**REQUIREMENTS**
Copy out each line exactly as it appears.

** start **

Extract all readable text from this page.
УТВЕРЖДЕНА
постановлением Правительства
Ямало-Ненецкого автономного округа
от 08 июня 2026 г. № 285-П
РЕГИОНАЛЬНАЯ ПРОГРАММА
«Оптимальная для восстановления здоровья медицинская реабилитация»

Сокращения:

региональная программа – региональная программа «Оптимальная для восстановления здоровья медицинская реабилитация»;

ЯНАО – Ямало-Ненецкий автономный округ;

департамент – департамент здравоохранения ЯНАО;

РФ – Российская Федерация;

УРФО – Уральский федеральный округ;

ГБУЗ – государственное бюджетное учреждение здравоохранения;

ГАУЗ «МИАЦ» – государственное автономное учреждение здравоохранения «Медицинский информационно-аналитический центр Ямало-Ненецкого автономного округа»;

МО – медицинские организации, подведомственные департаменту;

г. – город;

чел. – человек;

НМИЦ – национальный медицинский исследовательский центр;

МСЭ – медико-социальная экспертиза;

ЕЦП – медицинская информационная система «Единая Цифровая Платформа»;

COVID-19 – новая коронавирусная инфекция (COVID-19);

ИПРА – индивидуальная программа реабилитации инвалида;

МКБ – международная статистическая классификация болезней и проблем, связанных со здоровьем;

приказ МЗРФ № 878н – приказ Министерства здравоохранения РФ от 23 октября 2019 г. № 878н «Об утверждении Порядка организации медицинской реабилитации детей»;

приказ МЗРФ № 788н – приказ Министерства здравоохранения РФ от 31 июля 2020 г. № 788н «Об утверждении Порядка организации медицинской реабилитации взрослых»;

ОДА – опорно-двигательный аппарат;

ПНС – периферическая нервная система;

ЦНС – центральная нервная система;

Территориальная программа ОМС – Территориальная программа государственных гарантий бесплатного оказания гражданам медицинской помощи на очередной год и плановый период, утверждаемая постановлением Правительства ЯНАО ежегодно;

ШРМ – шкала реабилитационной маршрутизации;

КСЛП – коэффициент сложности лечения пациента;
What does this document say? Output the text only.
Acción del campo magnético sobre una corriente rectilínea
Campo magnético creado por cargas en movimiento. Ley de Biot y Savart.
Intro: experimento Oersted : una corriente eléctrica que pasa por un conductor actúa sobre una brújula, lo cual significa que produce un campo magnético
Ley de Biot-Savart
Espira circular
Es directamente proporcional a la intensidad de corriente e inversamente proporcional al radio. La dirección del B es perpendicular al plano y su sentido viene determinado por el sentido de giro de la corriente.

** end **

**REPLY TO THE TASK**
Extract all readable text from this page.
УТВЕРЖДЕНА
постановлением Правительства
Ямало-Ненецкого автономного округа
от 08 июня 2026 г. № 285-П
РЕГИОНАЛЬНАЯ ПРОГРАММА
«Оптимальная для восстановления здоровья медицинская реабилитация»

Сокращения:

региональная программа – региональная программа «Оптимальная для восстановления здоровья медицинская реабилитация»;

ЯНАО – Ямало-Ненецкий автономный округ;

департамент – департамент здравоохранения ЯНАО;

РФ – Российская Федерация;

УРФО – Уральский федеральный округ;

ГБУЗ – государственное бюджетное учреждение здравоохранения;

ГАУЗ «МИАЦ» – государственное автономное учреждение здравоохранения «Медицинский информационно-аналитический центр Ямало-Ненецкого автономного округа»;

МО – медицинские организации, подведомственные департаменту;

г. – город;

чел. – человек;

НМИЦ – национальный медицинский исследовательский центр;

МСЭ – медико-социальная экспертиза;

ЕЦП – медицинская информационная система «Единая Цифровая Платформа»;

COVID-19 – новая коронавирусная инфекция (COVID-19);

ИПРА – индивидуальная программа реабилитации инвалида;

МКБ – международная статистическая классификация болезней и проблем, связанных со здоровьем;

приказ МЗРФ № 878н – приказ Министерства здравоохранения РФ от 23 октября 2019 г. № 878н «Об утверждении Порядка организации медицинской реабилитации детей»;

приказ МЗРФ № 788н – приказ Министерства здравоохранения РФ от 31 июля 2020 г. № 788н «Об утверждении Порядка организации медицинской реабилитации взрослых»;

ОДА – опорно-двигательный аппарат;

ПНС – периферическая нервная система;

ЦНС – центральная нервная система;

Территориальная программа ОМС – Территориальная программа государственных гарантий бесплатного оказания гражданам медицинской помощи на очередной год и плановый период, утверждаемая постановлением Правительства ЯНАО ежегодно;

ШРМ – шкала реабилитационной маршрутизации;

КСЛП – коэффициент сложности лечения пациента;
What does this document say? Output the text only.
Acción del campo magnético sobre una corriente rectilínea
Campo magnético creado por cargas en movimiento. Ley de Biot y Savart.
Intro: experimento Oersted : una corriente eléctrica que pasa por un conductor actúa sobre una brújula, lo cual significa que produce un campo magnético
Ley de Biot-Savart
Espira circular
Es directamente proporcional a la intensidad de corriente e inversamente proporcional al radio. La dirección del B es perpendicular al plano y su sentido viene determinado por el sentido de giro de la corriente.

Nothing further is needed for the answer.